--- Objective ---
Give every entry again, word for word.

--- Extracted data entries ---

-------

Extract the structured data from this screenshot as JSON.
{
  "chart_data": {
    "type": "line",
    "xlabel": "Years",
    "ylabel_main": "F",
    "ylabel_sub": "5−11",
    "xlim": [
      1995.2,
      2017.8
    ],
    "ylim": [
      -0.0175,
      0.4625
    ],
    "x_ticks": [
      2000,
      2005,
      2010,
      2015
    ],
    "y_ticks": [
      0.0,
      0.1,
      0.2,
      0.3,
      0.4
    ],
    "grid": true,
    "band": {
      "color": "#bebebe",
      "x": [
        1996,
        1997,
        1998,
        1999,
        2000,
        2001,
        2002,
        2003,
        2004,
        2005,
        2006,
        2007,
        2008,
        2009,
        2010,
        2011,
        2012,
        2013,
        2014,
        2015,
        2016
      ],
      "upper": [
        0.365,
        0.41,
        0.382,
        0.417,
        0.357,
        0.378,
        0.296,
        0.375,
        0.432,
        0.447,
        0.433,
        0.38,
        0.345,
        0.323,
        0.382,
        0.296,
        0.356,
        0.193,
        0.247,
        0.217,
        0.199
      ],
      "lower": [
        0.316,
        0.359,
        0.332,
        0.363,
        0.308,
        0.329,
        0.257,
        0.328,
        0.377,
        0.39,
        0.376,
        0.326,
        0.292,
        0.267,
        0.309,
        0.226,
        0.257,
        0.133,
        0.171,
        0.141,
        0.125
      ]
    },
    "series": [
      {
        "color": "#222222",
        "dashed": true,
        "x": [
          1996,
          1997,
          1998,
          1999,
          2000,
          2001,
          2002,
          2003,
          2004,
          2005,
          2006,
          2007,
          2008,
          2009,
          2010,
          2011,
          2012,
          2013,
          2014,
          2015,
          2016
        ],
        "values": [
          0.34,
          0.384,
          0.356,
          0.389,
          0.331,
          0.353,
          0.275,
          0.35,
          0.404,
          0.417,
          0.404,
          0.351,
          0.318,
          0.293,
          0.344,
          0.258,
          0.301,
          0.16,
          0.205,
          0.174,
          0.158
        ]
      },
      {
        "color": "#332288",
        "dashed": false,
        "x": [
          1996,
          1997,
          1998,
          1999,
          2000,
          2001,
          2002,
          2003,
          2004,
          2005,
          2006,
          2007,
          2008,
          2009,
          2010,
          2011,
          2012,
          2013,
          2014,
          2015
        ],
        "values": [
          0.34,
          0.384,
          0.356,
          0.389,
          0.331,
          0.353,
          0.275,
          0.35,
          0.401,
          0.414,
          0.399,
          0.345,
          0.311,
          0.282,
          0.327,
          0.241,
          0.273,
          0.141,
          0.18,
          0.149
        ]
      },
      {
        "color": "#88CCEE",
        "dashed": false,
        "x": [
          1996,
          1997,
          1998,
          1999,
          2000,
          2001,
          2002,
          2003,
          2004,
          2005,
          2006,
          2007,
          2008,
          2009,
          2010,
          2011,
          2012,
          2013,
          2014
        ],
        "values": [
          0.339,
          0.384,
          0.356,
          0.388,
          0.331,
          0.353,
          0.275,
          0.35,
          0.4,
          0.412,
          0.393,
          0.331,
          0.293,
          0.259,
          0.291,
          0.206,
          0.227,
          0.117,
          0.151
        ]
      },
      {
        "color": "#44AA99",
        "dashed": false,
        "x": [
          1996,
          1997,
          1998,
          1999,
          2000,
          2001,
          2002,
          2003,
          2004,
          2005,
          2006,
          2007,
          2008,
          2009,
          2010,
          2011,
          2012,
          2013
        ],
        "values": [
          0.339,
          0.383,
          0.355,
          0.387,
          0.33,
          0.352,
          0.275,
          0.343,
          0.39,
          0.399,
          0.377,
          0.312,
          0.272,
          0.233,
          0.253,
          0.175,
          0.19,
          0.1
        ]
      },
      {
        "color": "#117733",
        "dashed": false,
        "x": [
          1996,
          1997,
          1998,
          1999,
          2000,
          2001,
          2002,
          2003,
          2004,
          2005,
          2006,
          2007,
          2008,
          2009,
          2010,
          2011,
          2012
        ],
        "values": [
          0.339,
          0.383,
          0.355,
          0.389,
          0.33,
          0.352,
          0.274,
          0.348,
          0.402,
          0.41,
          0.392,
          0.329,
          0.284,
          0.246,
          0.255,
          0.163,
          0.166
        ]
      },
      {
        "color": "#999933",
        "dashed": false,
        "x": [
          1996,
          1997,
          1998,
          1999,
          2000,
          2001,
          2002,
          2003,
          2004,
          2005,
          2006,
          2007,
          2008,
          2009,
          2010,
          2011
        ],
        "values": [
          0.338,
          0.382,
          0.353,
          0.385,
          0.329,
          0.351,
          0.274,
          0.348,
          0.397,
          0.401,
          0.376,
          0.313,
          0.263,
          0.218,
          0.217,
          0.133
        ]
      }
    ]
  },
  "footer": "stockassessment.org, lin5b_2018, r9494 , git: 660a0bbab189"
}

-------

--- The reply ---
Extract the structured data from this screenshot as JSON.
{
  "chart_data": {
    "type": "line",
    "xlabel": "Years",
    "ylabel_main": "F",
    "ylabel_sub": "5−11",
    "xlim": [
      1995.2,
      2017.8
    ],
    "ylim": [
      -0.0175,
      0.4625
    ],
    "x_ticks": [
      2000,
      2005,
      2010,
      2015
    ],
    "y_ticks": [
      0.0,
      0.1,
      0.2,
      0.3,
      0.4
    ],
    "grid": true,
    "band": {
      "color": "#bebebe",
      "x": [
        1996,
        1997,
        1998,
        1999,
        2000,
        2001,
        2002,
        2003,
        2004,
        2005,
        2006,
        2007,
        2008,
        2009,
        2010,
        2011,
        2012,
        2013,
        2014,
        2015,
        2016
      ],
      "upper": [
        0.365,
        0.41,
        0.382,
        0.417,
        0.357,
        0.378,
        0.296,
        0.375,
        0.432,
        0.447,
        0.433,
        0.38,
        0.345,
        0.323,
        0.382,
        0.296,
        0.356,
        0.193,
        0.247,
        0.217,
        0.199
      ],
      "lower": [
        0.316,
        0.359,
        0.332,
        0.363,
        0.308,
        0.329,
        0.257,
        0.328,
        0.377,
        0.39,
        0.376,
        0.326,
        0.292,
        0.267,
        0.309,
        0.226,
        0.257,
        0.133,
        0.171,
        0.141,
        0.125
      ]
    },
    "series": [
      {
        "color": "#222222",
        "dashed": true,
        "x": [
          1996,
          1997,
          1998,
          1999,
          2000,
          2001,
          2002,
          2003,
          2004,
          2005,
          2006,
          2007,
          2008,
          2009,
          2010,
          2011,
          2012,
          2013,
          2014,
          2015,
          2016
        ],
        "values": [
          0.34,
          0.384,
          0.356,
          0.389,
          0.331,
          0.353,
          0.275,
          0.35,
          0.404,
          0.417,
          0.404,
          0.351,
          0.318,
          0.293,
          0.344,
          0.258,
          0.301,
          0.16,
          0.205,
          0.174,
          0.158
        ]
      },
      {
        "color": "#332288",
        "dashed": false,
        "x": [
          1996,
          1997,
          1998,
          1999,
          2000,
          2001,
          2002,
          2003,
          2004,
          2005,
          2006,
          2007,
          2008,
          2009,
          2010,
          2011,
          2012,
          2013,
          2014,
          2015
        ],
        "values": [
          0.34,
          0.384,
          0.356,
          0.389,
          0.331,
          0.353,
          0.275,
          0.35,
          0.401,
          0.414,
          0.399,
          0.345,
          0.311,
          0.282,
          0.327,
          0.241,
          0.273,
          0.141,
          0.18,
          0.149
        ]
      },
      {
        "color": "#88CCEE",
        "dashed": false,
        "x": [
          1996,
          1997,
          1998,
          1999,
          2000,
          2001,
          2002,
          2003,
          2004,
          2005,
          2006,
          2007,
          2008,
          2009,
          2010,
          2011,
          2012,
          2013,
          2014
        ],
        "values": [
          0.339,
          0.384,
          0.356,
          0.388,
          0.331,
          0.353,
          0.275,
          0.35,
          0.4,
          0.412,
          0.393,
          0.331,
          0.293,
          0.259,
          0.291,
          0.206,
          0.227,
          0.117,
          0.151
        ]
      },
      {
        "color": "#44AA99",
        "dashed": false,
        "x": [
          1996,
          1997,
          1998,
          1999,
          2000,
          2001,
          2002,
          2003,
          2004,
          2005,
          2006,
          2007,
          2008,
          2009,
          2010,
          2011,
          2012,
          2013
        ],
        "values": [
          0.339,
          0.383,
          0.355,
          0.387,
          0.33,
          0.352,
          0.275,
          0.343,
          0.39,
          0.399,
          0.377,
          0.312,
          0.272,
          0.233,
          0.253,
          0.175,
          0.19,
          0.1
        ]
      },
      {
        "color": "#117733",
        "dashed": false,
        "x": [
          1996,
          1997,
          1998,
          1999,
          2000,
          2001,
          2002,
          2003,
          2004,
          2005,
          2006,
          2007,
          2008,
          2009,
          2010,
          2011,
          2012
        ],
        "values": [
          0.339,
          0.383,
          0.355,
          0.389,
          0.33,
          0.352,
          0.274,
          0.348,
          0.402,
          0.41,
          0.392,
          0.329,
          0.284,
          0.246,
          0.255,
          0.163,
          0.166
        ]
      },
      {
        "color": "#999933",
        "dashed": false,
        "x": [
          1996,
          1997,
          1998,
          1999,
          2000,
          2001,
          2002,
          2003,
          2004,
          2005,
          2006,
          2007,
          2008,
          2009,
          2010,
          2011
        ],
        "values": [
          0.338,
          0.382,
          0.353,
          0.385,
          0.329,
          0.351,
          0.274,
          0.348,
          0.397,
          0.401,
          0.376,
          0.313,
          0.263,
          0.218,
          0.217,
          0.133
        ]
      }
    ]
  },
  "footer": "stockassessment.org, lin5b_2018, r9494 , git: 660a0bbab189"
}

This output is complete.